WHAT IS BEING ASKED.
Output every line below without omitting or altering anything.

-------- PROVIDED INFORMATION

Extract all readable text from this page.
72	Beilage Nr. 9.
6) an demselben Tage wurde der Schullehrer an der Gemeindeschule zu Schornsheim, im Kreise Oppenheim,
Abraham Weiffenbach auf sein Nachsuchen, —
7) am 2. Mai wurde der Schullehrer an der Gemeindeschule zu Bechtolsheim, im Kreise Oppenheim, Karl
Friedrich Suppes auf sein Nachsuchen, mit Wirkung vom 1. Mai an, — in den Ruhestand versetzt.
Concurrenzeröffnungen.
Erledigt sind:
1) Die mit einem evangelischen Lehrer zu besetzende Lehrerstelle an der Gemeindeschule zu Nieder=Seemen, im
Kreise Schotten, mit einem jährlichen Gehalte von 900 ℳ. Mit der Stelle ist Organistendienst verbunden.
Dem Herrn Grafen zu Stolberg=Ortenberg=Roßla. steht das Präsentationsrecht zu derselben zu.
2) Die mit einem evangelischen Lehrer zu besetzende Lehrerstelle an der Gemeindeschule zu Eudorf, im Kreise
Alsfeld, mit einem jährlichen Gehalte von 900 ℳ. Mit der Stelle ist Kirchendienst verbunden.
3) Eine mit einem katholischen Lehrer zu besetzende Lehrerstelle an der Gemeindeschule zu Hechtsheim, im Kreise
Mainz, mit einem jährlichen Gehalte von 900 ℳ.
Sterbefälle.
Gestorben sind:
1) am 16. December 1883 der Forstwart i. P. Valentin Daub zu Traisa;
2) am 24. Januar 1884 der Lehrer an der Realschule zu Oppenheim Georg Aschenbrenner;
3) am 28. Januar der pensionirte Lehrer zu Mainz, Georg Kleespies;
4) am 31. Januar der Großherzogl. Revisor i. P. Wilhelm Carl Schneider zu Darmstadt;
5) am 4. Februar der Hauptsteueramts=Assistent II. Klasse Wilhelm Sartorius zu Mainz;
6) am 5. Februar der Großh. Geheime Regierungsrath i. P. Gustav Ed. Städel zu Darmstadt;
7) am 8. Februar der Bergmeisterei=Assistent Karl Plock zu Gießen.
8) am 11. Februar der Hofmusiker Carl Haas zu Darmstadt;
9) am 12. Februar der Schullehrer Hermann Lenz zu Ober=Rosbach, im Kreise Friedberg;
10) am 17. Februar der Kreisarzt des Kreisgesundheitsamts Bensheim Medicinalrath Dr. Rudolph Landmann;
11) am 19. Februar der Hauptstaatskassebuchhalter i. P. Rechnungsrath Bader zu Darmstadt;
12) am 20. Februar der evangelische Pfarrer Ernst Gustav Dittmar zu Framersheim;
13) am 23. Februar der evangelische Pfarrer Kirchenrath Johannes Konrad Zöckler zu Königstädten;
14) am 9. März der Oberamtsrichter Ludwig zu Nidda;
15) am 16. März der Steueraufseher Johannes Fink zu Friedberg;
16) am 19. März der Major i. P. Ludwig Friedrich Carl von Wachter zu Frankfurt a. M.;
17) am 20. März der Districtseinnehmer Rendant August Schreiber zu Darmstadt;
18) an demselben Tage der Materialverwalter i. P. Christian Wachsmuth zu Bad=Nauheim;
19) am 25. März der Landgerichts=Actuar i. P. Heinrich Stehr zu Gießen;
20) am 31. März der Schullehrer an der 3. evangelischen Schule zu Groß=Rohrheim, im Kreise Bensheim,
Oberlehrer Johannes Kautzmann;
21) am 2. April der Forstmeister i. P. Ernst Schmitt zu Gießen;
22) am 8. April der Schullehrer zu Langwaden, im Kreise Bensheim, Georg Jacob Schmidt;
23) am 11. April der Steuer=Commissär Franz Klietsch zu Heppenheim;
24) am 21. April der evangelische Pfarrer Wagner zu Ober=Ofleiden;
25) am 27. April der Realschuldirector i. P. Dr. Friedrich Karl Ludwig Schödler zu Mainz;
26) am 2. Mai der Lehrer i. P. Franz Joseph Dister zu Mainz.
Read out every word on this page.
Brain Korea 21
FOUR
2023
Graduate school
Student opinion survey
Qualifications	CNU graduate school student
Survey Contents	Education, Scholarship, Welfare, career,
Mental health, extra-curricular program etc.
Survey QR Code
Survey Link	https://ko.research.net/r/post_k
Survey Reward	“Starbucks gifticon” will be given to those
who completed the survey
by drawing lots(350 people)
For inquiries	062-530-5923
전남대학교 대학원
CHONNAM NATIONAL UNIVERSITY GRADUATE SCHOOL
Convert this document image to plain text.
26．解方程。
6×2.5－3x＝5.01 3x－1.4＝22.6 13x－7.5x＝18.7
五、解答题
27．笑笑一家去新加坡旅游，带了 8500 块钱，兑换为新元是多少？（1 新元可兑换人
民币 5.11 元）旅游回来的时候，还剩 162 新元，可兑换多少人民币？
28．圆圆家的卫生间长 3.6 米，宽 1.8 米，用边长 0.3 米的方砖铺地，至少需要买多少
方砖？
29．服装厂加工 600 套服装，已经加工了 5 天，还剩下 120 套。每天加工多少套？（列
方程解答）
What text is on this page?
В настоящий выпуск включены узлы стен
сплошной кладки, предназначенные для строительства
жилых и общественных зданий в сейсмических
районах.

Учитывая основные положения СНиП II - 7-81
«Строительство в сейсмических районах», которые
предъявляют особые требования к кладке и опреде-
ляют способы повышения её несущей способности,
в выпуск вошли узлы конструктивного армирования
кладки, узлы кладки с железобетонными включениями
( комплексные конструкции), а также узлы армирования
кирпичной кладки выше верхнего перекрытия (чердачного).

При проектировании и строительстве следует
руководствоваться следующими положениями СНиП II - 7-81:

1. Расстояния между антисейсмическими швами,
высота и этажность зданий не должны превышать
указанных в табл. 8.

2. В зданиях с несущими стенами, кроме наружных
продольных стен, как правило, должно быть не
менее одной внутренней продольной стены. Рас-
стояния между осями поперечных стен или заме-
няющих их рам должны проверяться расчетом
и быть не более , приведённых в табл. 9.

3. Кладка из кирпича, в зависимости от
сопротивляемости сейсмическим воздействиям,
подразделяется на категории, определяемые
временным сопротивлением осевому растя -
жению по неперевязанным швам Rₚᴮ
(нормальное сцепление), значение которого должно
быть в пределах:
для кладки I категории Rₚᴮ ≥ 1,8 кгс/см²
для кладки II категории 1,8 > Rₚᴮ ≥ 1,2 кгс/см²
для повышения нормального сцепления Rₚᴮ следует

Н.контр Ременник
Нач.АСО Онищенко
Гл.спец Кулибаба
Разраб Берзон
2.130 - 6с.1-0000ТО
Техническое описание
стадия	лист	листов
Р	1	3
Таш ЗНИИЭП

----------------

RESULT OF THIS EXERCISE.
Extract all readable text from this page.
72	Beilage Nr. 9.
6) an demselben Tage wurde der Schullehrer an der Gemeindeschule zu Schornsheim, im Kreise Oppenheim,
Abraham Weiffenbach auf sein Nachsuchen, —
7) am 2. Mai wurde der Schullehrer an der Gemeindeschule zu Bechtolsheim, im Kreise Oppenheim, Karl
Friedrich Suppes auf sein Nachsuchen, mit Wirkung vom 1. Mai an, — in den Ruhestand versetzt.
Concurrenzeröffnungen.
Erledigt sind:
1) Die mit einem evangelischen Lehrer zu besetzende Lehrerstelle an der Gemeindeschule zu Nieder=Seemen, im
Kreise Schotten, mit einem jährlichen Gehalte von 900 ℳ. Mit der Stelle ist Organistendienst verbunden.
Dem Herrn Grafen zu Stolberg=Ortenberg=Roßla. steht das Präsentationsrecht zu derselben zu.
2) Die mit einem evangelischen Lehrer zu besetzende Lehrerstelle an der Gemeindeschule zu Eudorf, im Kreise
Alsfeld, mit einem jährlichen Gehalte von 900 ℳ. Mit der Stelle ist Kirchendienst verbunden.
3) Eine mit einem katholischen Lehrer zu besetzende Lehrerstelle an der Gemeindeschule zu Hechtsheim, im Kreise
Mainz, mit einem jährlichen Gehalte von 900 ℳ.
Sterbefälle.
Gestorben sind:
1) am 16. December 1883 der Forstwart i. P. Valentin Daub zu Traisa;
2) am 24. Januar 1884 der Lehrer an der Realschule zu Oppenheim Georg Aschenbrenner;
3) am 28. Januar der pensionirte Lehrer zu Mainz, Georg Kleespies;
4) am 31. Januar der Großherzogl. Revisor i. P. Wilhelm Carl Schneider zu Darmstadt;
5) am 4. Februar der Hauptsteueramts=Assistent II. Klasse Wilhelm Sartorius zu Mainz;
6) am 5. Februar der Großh. Geheime Regierungsrath i. P. Gustav Ed. Städel zu Darmstadt;
7) am 8. Februar der Bergmeisterei=Assistent Karl Plock zu Gießen.
8) am 11. Februar der Hofmusiker Carl Haas zu Darmstadt;
9) am 12. Februar der Schullehrer Hermann Lenz zu Ober=Rosbach, im Kreise Friedberg;
10) am 17. Februar der Kreisarzt des Kreisgesundheitsamts Bensheim Medicinalrath Dr. Rudolph Landmann;
11) am 19. Februar der Hauptstaatskassebuchhalter i. P. Rechnungsrath Bader zu Darmstadt;
12) am 20. Februar der evangelische Pfarrer Ernst Gustav Dittmar zu Framersheim;
13) am 23. Februar der evangelische Pfarrer Kirchenrath Johannes Konrad Zöckler zu Königstädten;
14) am 9. März der Oberamtsrichter Ludwig zu Nidda;
15) am 16. März der Steueraufseher Johannes Fink zu Friedberg;
16) am 19. März der Major i. P. Ludwig Friedrich Carl von Wachter zu Frankfurt a. M.;
17) am 20. März der Districtseinnehmer Rendant August Schreiber zu Darmstadt;
18) an demselben Tage der Materialverwalter i. P. Christian Wachsmuth zu Bad=Nauheim;
19) am 25. März der Landgerichts=Actuar i. P. Heinrich Stehr zu Gießen;
20) am 31. März der Schullehrer an der 3. evangelischen Schule zu Groß=Rohrheim, im Kreise Bensheim,
Oberlehrer Johannes Kautzmann;
21) am 2. April der Forstmeister i. P. Ernst Schmitt zu Gießen;
22) am 8. April der Schullehrer zu Langwaden, im Kreise Bensheim, Georg Jacob Schmidt;
23) am 11. April der Steuer=Commissär Franz Klietsch zu Heppenheim;
24) am 21. April der evangelische Pfarrer Wagner zu Ober=Ofleiden;
25) am 27. April der Realschuldirector i. P. Dr. Friedrich Karl Ludwig Schödler zu Mainz;
26) am 2. Mai der Lehrer i. P. Franz Joseph Dister zu Mainz.
Read out every word on this page.
Brain Korea 21
FOUR
2023
Graduate school
Student opinion survey
Qualifications	CNU graduate school student
Survey Contents	Education, Scholarship, Welfare, career,
Mental health, extra-curricular program etc.
Survey QR Code
Survey Link	https://ko.research.net/r/post_k
Survey Reward	“Starbucks gifticon” will be given to those
who completed the survey
by drawing lots(350 people)
For inquiries	062-530-5923
전남대학교 대학원
CHONNAM NATIONAL UNIVERSITY GRADUATE SCHOOL
Convert this document image to plain text.
26．解方程。
6×2.5－3x＝5.01 3x－1.4＝22.6 13x－7.5x＝18.7
五、解答题
27．笑笑一家去新加坡旅游，带了 8500 块钱，兑换为新元是多少？（1 新元可兑换人
民币 5.11 元）旅游回来的时候，还剩 162 新元，可兑换多少人民币？
28．圆圆家的卫生间长 3.6 米，宽 1.8 米，用边长 0.3 米的方砖铺地，至少需要买多少
方砖？
29．服装厂加工 600 套服装，已经加工了 5 天，还剩下 120 套。每天加工多少套？（列
方程解答）
What text is on this page?
В настоящий выпуск включены узлы стен
сплошной кладки, предназначенные для строительства
жилых и общественных зданий в сейсмических
районах.

Учитывая основные положения СНиП II - 7-81
«Строительство в сейсмических районах», которые
предъявляют особые требования к кладке и опреде-
ляют способы повышения её несущей способности,
в выпуск вошли узлы конструктивного армирования
кладки, узлы кладки с железобетонными включениями
( комплексные конструкции), а также узлы армирования
кирпичной кладки выше верхнего перекрытия (чердачного).

При проектировании и строительстве следует
руководствоваться следующими положениями СНиП II - 7-81:

1. Расстояния между антисейсмическими швами,
высота и этажность зданий не должны превышать
указанных в табл. 8.

2. В зданиях с несущими стенами, кроме наружных
продольных стен, как правило, должно быть не
менее одной внутренней продольной стены. Рас-
стояния между осями поперечных стен или заме-
няющих их рам должны проверяться расчетом
и быть не более , приведённых в табл. 9.

3. Кладка из кирпича, в зависимости от
сопротивляемости сейсмическим воздействиям,
подразделяется на категории, определяемые
временным сопротивлением осевому растя -
жению по неперевязанным швам Rₚᴮ
(нормальное сцепление), значение которого должно
быть в пределах:
для кладки I категории Rₚᴮ ≥ 1,8 кгс/см²
для кладки II категории 1,8 > Rₚᴮ ≥ 1,2 кгс/см²
для повышения нормального сцепления Rₚᴮ следует

Н.контр Ременник
Нач.АСО Онищенко
Гл.спец Кулибаба
Разраб Берзон
2.130 - 6с.1-0000ТО
Техническое описание
стадия	лист	листов
Р	1	3
Таш ЗНИИЭП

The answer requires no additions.